La course au sommet de la pyramide. Le premier modèle a bien fonctionné pendant les Trente Glorieuses et dans le monde industriel. Dans les services, on a également appliqué des variantes du taylorisme de sorte que les travailleurs pouvaient être plus facilement remplaçables sans qu’un système équivalent de contreparties soit mis en place. Puis, le modèle de la course au sommet de la pyramide a pris la relève. Le rêve d’une carrière faite d’ascension nourrit le désir de se rendre irremplaçable pour monter dans la hiérarchie. En somme, dans les bureaux, il n’y a pas de conscience de classe ou de négociation collective parce que les travailleurs rêvent de promotions et voient leurs pairs comme des concurrents. Par définition, tout le monde n’arrivera pas au sommet de la hiérarchie mais le rêve motive la quête de singularité.
La réappropriation du modèle de l’artisanat. Après tout, dans une économie numérique où un certain nombre de métiers sont dits « créatifs », la standardisation et la division des tâches sont d’autant moins pertinentes qu’il s’agit d’innover, de transformer, d’interpréter des données massives pour itérer sans cesse. Il est dans l’intérêt de ces travailleurs-artisans de cultiver leur expertise, leurs savoir-faire et leur créativité pour augmenter leur désirabilité et pouvoir de négociation. Autour des valeurs de l’artisanat que sont l’autonomie, la responsabilité et la créativité, il s’agit de développer et mettre en avant des compétences fortes que l’on ne peut ni automatiser, ni répliquer trop facilement. Le one best way n’a plus la cote : on préfère l’idée de laisser sa marque singulière dans son travail, comme l’artisan ou l’artiste laissent leur patte sur leur ouvrage. Puisque les contreparties fordistes se sont désagrégées, pour les travailleurs, la sécurité est du côté du développement des compétences.
L’irremplaçabilité est-elle, vraiment, sans risque ?
S’il semble évident qu’il vaut mieux être irremplaçable qu’interchangeable pour bien gagner sa vie et faire un travail épanouissant, il peut néanmoins être dangereux de s’entendre dire « Tu es irremplaçable ! ». En effet, si vous êtes irremplaçable, cela implique que vous êtes la seule personne susceptible de faire certaines tâches, et que rien ne se passe si vous êtes en congé, malade ou fatigué. Être irremplaçable, c’est donc l’assurance d’avoir une charge de travail importante et le stress qui l’accompagne.

ÉNONCÉ ÉCRIT — Dans l'extrait sur l'irremplaçabilité au travail, relève mot pour mot le passage qui va de « S’il semble évident » jusqu'à « stress qui l’accompagne. ».

MATÉRIEL FOURNI —
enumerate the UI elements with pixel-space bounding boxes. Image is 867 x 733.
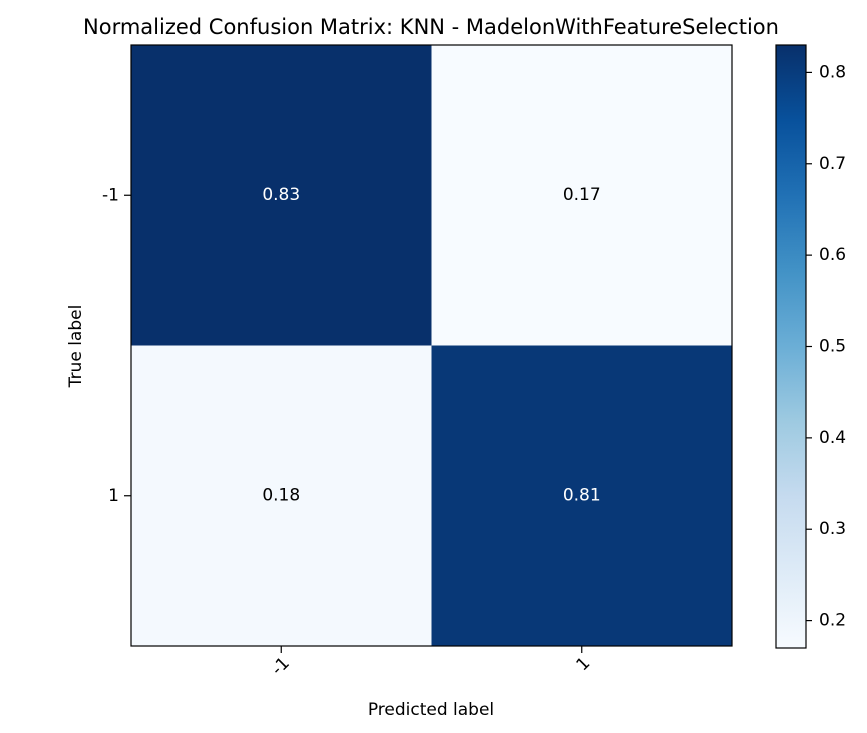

RÉPONSE RÉDIGÉE —
S’il semble évident qu’il vaut mieux être irremplaçable qu’interchangeable pour bien gagner sa vie et faire un travail épanouissant, il peut néanmoins être dangereux de s’entendre dire « Tu es irremplaçable ! ». En effet, si vous êtes irremplaçable, cela implique que vous êtes la seule personne susceptible de faire certaines tâches, et que rien ne se passe si vous êtes en congé, malade ou fatigué. Être irremplaçable, c’est donc l’assurance d’avoir une charge de travail importante et le stress qui l’accompagne.